- **WORK TO BE COMPLETED**: Copy every line of the entries below word for word, and leave out the pictures.

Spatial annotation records
====

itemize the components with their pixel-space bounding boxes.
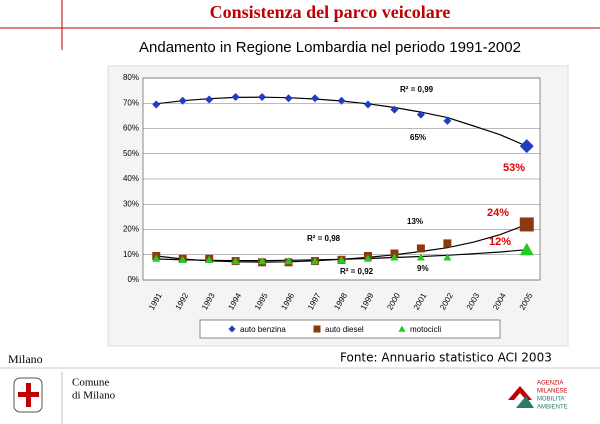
data-point xyxy=(443,239,452,248)
data-point xyxy=(152,100,161,109)
annotation: R² = 0,92 xyxy=(340,267,374,276)
data-point xyxy=(231,257,240,265)
legend-label: auto benzina xyxy=(240,325,286,334)
legend-marker xyxy=(313,325,321,333)
data-point xyxy=(337,255,346,263)
comune-label: di Milano xyxy=(72,390,116,402)
data-point xyxy=(311,257,320,265)
agency-label: MOBILITA' xyxy=(537,397,566,403)
annotation: R² = 0,99 xyxy=(400,85,434,94)
city-logo xyxy=(13,377,43,413)
data-point xyxy=(416,244,425,253)
legend-box xyxy=(199,319,501,339)
data-point xyxy=(363,100,372,109)
y-tick-label: 10% xyxy=(123,250,139,259)
y-tick-label: 60% xyxy=(123,124,139,133)
annotation: 13% xyxy=(407,217,423,226)
data-point xyxy=(337,96,346,105)
annotation: R² = 0,98 xyxy=(307,234,341,243)
data-point xyxy=(519,242,534,256)
legend-label: motocicli xyxy=(410,325,441,334)
slide-title: Consistenza del parco veicolare xyxy=(210,2,451,22)
data-point xyxy=(390,105,399,114)
annotation: 12% xyxy=(489,236,511,248)
annotation: 9% xyxy=(417,264,429,273)
city-name: Milano xyxy=(8,352,43,366)
annotation: 65% xyxy=(410,133,426,142)
data-point xyxy=(152,254,161,262)
y-tick-label: 70% xyxy=(123,98,139,107)
agency-logo xyxy=(508,386,534,408)
data-point xyxy=(416,253,425,261)
y-tick-label: 20% xyxy=(123,225,139,234)
agency-label: AGENZIA xyxy=(537,381,563,387)
data-point xyxy=(284,257,293,265)
legend-marker xyxy=(228,325,236,333)
data-point xyxy=(416,110,425,119)
data-point xyxy=(231,92,240,101)
annotation: 24% xyxy=(487,207,509,219)
slide-subtitle: Andamento in Regione Lombardia nel perio… xyxy=(139,39,521,56)
data-point xyxy=(363,254,372,262)
data-point xyxy=(519,217,534,232)
y-tick-label: 0% xyxy=(127,275,139,284)
data-point xyxy=(205,95,214,104)
data-point xyxy=(311,94,320,103)
data-point xyxy=(205,255,214,263)
y-tick-label: 40% xyxy=(123,174,139,183)
source-note: Fonte: Annuario statistico ACI 2003 xyxy=(340,351,552,365)
data-point xyxy=(519,139,534,154)
y-tick-label: 30% xyxy=(123,199,139,208)
data-point xyxy=(178,255,187,263)
agency-label: AMBIENTE xyxy=(537,405,568,411)
data-point xyxy=(390,253,399,261)
data-point xyxy=(443,116,452,125)
data-point xyxy=(284,94,293,103)
data-point xyxy=(178,96,187,105)
data-point xyxy=(258,92,267,101)
y-tick-label: 80% xyxy=(123,73,139,82)
y-tick-label: 50% xyxy=(123,149,139,158)
annotation: 53% xyxy=(503,162,525,174)
legend-label: auto diesel xyxy=(325,325,364,334)
comune-label: Comune xyxy=(72,377,109,389)
legend-marker xyxy=(398,325,406,332)
data-point xyxy=(443,253,452,261)
agency-label: MILANESE xyxy=(537,389,567,395)
data-point xyxy=(258,257,267,265)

====

- **FULL ANSWER**:
itemize the components with their pixel-space bounding boxes.
data-point xyxy=(443,239,452,248)
data-point xyxy=(152,100,161,109)
annotation: R² = 0,92 xyxy=(340,267,374,276)
data-point xyxy=(231,257,240,265)
legend-label: auto benzina xyxy=(240,325,286,334)
legend-marker xyxy=(313,325,321,333)
data-point xyxy=(337,255,346,263)
comune-label: di Milano xyxy=(72,390,116,402)
data-point xyxy=(311,257,320,265)
agency-label: MOBILITA' xyxy=(537,397,566,403)
annotation: R² = 0,99 xyxy=(400,85,434,94)
city-logo xyxy=(13,377,43,413)
data-point xyxy=(416,244,425,253)
legend-box xyxy=(199,319,501,339)
data-point xyxy=(363,100,372,109)
y-tick-label: 10% xyxy=(123,250,139,259)
y-tick-label: 60% xyxy=(123,124,139,133)
annotation: 13% xyxy=(407,217,423,226)
data-point xyxy=(337,96,346,105)
annotation: R² = 0,98 xyxy=(307,234,341,243)
data-point xyxy=(519,242,534,256)
legend-label: motocicli xyxy=(410,325,441,334)
slide-title: Consistenza del parco veicolare xyxy=(210,2,451,22)
data-point xyxy=(390,105,399,114)
annotation: 12% xyxy=(489,236,511,248)
annotation: 9% xyxy=(417,264,429,273)
city-name: Milano xyxy=(8,352,43,366)
annotation: 65% xyxy=(410,133,426,142)
data-point xyxy=(152,254,161,262)
y-tick-label: 70% xyxy=(123,98,139,107)
agency-logo xyxy=(508,386,534,408)
data-point xyxy=(416,253,425,261)
y-tick-label: 20% xyxy=(123,225,139,234)
agency-label: AGENZIA xyxy=(537,381,563,387)
data-point xyxy=(284,257,293,265)
legend-marker xyxy=(228,325,236,333)
data-point xyxy=(416,110,425,119)
data-point xyxy=(231,92,240,101)
annotation: 24% xyxy=(487,207,509,219)
slide-subtitle: Andamento in Regione Lombardia nel perio… xyxy=(139,39,521,56)
data-point xyxy=(363,254,372,262)
data-point xyxy=(519,217,534,232)
y-tick-label: 0% xyxy=(127,275,139,284)
data-point xyxy=(205,95,214,104)
data-point xyxy=(311,94,320,103)
data-point xyxy=(205,255,214,263)
y-tick-label: 40% xyxy=(123,174,139,183)
source-note: Fonte: Annuario statistico ACI 2003 xyxy=(340,351,552,365)
data-point xyxy=(519,139,534,154)
y-tick-label: 30% xyxy=(123,199,139,208)
data-point xyxy=(178,255,187,263)
agency-label: AMBIENTE xyxy=(537,405,568,411)
data-point xyxy=(390,253,399,261)
data-point xyxy=(443,116,452,125)
data-point xyxy=(284,94,293,103)
data-point xyxy=(178,96,187,105)
data-point xyxy=(258,92,267,101)
y-tick-label: 80% xyxy=(123,73,139,82)
y-tick-label: 50% xyxy=(123,149,139,158)
annotation: 53% xyxy=(503,162,525,174)
legend-label: auto diesel xyxy=(325,325,364,334)
comune-label: Comune xyxy=(72,377,109,389)
legend-marker xyxy=(398,325,406,332)
data-point xyxy=(443,253,452,261)
agency-label: MILANESE xyxy=(537,389,567,395)
data-point xyxy=(258,257,267,265)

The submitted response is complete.